=== DATA FOR THE TASK ===

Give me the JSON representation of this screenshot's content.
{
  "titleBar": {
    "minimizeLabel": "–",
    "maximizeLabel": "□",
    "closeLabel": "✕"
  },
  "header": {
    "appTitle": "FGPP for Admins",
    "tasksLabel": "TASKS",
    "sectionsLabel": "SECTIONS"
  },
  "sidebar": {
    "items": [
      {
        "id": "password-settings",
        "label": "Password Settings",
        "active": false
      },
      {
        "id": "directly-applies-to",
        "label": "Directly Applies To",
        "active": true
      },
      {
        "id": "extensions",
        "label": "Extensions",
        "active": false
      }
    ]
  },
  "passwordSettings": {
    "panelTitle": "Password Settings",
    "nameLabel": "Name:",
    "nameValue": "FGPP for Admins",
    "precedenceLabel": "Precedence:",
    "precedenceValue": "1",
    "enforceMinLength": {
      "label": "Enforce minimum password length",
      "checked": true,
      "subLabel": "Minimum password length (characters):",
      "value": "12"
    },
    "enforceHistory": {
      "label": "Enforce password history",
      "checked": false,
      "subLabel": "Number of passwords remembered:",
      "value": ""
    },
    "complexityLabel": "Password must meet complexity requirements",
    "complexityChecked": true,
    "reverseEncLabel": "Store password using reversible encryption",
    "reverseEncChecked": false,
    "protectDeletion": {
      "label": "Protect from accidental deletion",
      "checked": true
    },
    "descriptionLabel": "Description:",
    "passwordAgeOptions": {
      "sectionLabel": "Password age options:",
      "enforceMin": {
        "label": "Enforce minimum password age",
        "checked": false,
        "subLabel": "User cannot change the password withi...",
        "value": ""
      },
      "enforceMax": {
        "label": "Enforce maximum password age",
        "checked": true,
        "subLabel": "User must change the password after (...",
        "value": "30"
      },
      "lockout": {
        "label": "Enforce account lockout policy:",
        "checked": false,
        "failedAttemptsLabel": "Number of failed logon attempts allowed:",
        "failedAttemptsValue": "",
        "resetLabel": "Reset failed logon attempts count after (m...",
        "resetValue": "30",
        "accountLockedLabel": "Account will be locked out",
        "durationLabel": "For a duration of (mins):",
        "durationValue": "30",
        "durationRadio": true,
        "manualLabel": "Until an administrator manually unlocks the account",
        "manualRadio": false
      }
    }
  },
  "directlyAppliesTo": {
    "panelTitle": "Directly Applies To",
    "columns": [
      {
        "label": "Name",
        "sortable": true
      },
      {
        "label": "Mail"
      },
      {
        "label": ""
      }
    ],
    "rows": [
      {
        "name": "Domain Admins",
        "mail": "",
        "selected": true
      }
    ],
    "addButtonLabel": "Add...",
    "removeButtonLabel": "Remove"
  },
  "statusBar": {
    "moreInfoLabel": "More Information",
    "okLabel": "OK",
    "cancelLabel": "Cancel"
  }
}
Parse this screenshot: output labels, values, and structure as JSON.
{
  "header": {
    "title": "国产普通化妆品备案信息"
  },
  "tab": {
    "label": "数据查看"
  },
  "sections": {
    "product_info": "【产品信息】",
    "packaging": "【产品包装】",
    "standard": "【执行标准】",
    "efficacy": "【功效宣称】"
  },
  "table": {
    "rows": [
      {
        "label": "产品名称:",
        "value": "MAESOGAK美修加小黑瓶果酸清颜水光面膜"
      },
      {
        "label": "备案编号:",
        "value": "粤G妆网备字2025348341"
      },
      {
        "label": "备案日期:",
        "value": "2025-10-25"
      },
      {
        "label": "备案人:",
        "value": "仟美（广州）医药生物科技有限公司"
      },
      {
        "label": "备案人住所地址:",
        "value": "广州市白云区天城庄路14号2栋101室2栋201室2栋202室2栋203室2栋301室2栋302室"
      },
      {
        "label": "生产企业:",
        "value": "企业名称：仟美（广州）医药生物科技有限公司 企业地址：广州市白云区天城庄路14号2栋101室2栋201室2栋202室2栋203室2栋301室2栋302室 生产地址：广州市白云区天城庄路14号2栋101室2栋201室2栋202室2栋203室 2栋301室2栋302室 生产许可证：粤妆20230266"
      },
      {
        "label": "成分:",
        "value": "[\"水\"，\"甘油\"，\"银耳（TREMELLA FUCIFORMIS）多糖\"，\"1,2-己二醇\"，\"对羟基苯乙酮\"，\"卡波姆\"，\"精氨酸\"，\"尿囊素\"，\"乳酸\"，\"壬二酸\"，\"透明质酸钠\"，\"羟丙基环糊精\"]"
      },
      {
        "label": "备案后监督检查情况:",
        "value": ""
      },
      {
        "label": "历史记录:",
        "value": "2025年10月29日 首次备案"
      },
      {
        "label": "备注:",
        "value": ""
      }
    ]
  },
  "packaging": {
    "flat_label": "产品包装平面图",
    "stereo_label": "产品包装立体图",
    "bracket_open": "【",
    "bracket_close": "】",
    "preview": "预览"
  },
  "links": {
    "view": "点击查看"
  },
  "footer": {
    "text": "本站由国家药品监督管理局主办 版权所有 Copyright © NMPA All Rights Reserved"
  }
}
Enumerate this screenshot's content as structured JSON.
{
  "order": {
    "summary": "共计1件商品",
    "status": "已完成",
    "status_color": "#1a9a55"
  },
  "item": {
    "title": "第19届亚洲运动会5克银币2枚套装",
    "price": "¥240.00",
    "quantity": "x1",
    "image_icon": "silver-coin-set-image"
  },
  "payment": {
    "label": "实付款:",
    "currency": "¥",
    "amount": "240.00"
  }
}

===

■ STATED PROBLEM: Exactly reproduce the material above.

■ TASK RESULT:
Give me the JSON representation of this screenshot's content.
{
  "titleBar": {
    "minimizeLabel": "–",
    "maximizeLabel": "□",
    "closeLabel": "✕"
  },
  "header": {
    "appTitle": "FGPP for Admins",
    "tasksLabel": "TASKS",
    "sectionsLabel": "SECTIONS"
  },
  "sidebar": {
    "items": [
      {
        "id": "password-settings",
        "label": "Password Settings",
        "active": false
      },
      {
        "id": "directly-applies-to",
        "label": "Directly Applies To",
        "active": true
      },
      {
        "id": "extensions",
        "label": "Extensions",
        "active": false
      }
    ]
  },
  "passwordSettings": {
    "panelTitle": "Password Settings",
    "nameLabel": "Name:",
    "nameValue": "FGPP for Admins",
    "precedenceLabel": "Precedence:",
    "precedenceValue": "1",
    "enforceMinLength": {
      "label": "Enforce minimum password length",
      "checked": true,
      "subLabel": "Minimum password length (characters):",
      "value": "12"
    },
    "enforceHistory": {
      "label": "Enforce password history",
      "checked": false,
      "subLabel": "Number of passwords remembered:",
      "value": ""
    },
    "complexityLabel": "Password must meet complexity requirements",
    "complexityChecked": true,
    "reverseEncLabel": "Store password using reversible encryption",
    "reverseEncChecked": false,
    "protectDeletion": {
      "label": "Protect from accidental deletion",
      "checked": true
    },
    "descriptionLabel": "Description:",
    "passwordAgeOptions": {
      "sectionLabel": "Password age options:",
      "enforceMin": {
        "label": "Enforce minimum password age",
        "checked": false,
        "subLabel": "User cannot change the password withi...",
        "value": ""
      },
      "enforceMax": {
        "label": "Enforce maximum password age",
        "checked": true,
        "subLabel": "User must change the password after (...",
        "value": "30"
      },
      "lockout": {
        "label": "Enforce account lockout policy:",
        "checked": false,
        "failedAttemptsLabel": "Number of failed logon attempts allowed:",
        "failedAttemptsValue": "",
        "resetLabel": "Reset failed logon attempts count after (m...",
        "resetValue": "30",
        "accountLockedLabel": "Account will be locked out",
        "durationLabel": "For a duration of (mins):",
        "durationValue": "30",
        "durationRadio": true,
        "manualLabel": "Until an administrator manually unlocks the account",
        "manualRadio": false
      }
    }
  },
  "directlyAppliesTo": {
    "panelTitle": "Directly Applies To",
    "columns": [
      {
        "label": "Name",
        "sortable": true
      },
      {
        "label": "Mail"
      },
      {
        "label": ""
      }
    ],
    "rows": [
      {
        "name": "Domain Admins",
        "mail": "",
        "selected": true
      }
    ],
    "addButtonLabel": "Add...",
    "removeButtonLabel": "Remove"
  },
  "statusBar": {
    "moreInfoLabel": "More Information",
    "okLabel": "OK",
    "cancelLabel": "Cancel"
  }
}
Parse this screenshot: output labels, values, and structure as JSON.
{
  "header": {
    "title": "国产普通化妆品备案信息"
  },
  "tab": {
    "label": "数据查看"
  },
  "sections": {
    "product_info": "【产品信息】",
    "packaging": "【产品包装】",
    "standard": "【执行标准】",
    "efficacy": "【功效宣称】"
  },
  "table": {
    "rows": [
      {
        "label": "产品名称:",
        "value": "MAESOGAK美修加小黑瓶果酸清颜水光面膜"
      },
      {
        "label": "备案编号:",
        "value": "粤G妆网备字2025348341"
      },
      {
        "label": "备案日期:",
        "value": "2025-10-25"
      },
      {
        "label": "备案人:",
        "value": "仟美（广州）医药生物科技有限公司"
      },
      {
        "label": "备案人住所地址:",
        "value": "广州市白云区天城庄路14号2栋101室2栋201室2栋202室2栋203室2栋301室2栋302室"
      },
      {
        "label": "生产企业:",
        "value": "企业名称：仟美（广州）医药生物科技有限公司 企业地址：广州市白云区天城庄路14号2栋101室2栋201室2栋202室2栋203室2栋301室2栋302室 生产地址：广州市白云区天城庄路14号2栋101室2栋201室2栋202室2栋203室 2栋301室2栋302室 生产许可证：粤妆20230266"
      },
      {
        "label": "成分:",
        "value": "[\"水\"，\"甘油\"，\"银耳（TREMELLA FUCIFORMIS）多糖\"，\"1,2-己二醇\"，\"对羟基苯乙酮\"，\"卡波姆\"，\"精氨酸\"，\"尿囊素\"，\"乳酸\"，\"壬二酸\"，\"透明质酸钠\"，\"羟丙基环糊精\"]"
      },
      {
        "label": "备案后监督检查情况:",
        "value": ""
      },
      {
        "label": "历史记录:",
        "value": "2025年10月29日 首次备案"
      },
      {
        "label": "备注:",
        "value": ""
      }
    ]
  },
  "packaging": {
    "flat_label": "产品包装平面图",
    "stereo_label": "产品包装立体图",
    "bracket_open": "【",
    "bracket_close": "】",
    "preview": "预览"
  },
  "links": {
    "view": "点击查看"
  },
  "footer": {
    "text": "本站由国家药品监督管理局主办 版权所有 Copyright © NMPA All Rights Reserved"
  }
}
Enumerate this screenshot's content as structured JSON.
{
  "order": {
    "summary": "共计1件商品",
    "status": "已完成",
    "status_color": "#1a9a55"
  },
  "item": {
    "title": "第19届亚洲运动会5克银币2枚套装",
    "price": "¥240.00",
    "quantity": "x1",
    "image_icon": "silver-coin-set-image"
  },
  "payment": {
    "label": "实付款:",
    "currency": "¥",
    "amount": "240.00"
  }
}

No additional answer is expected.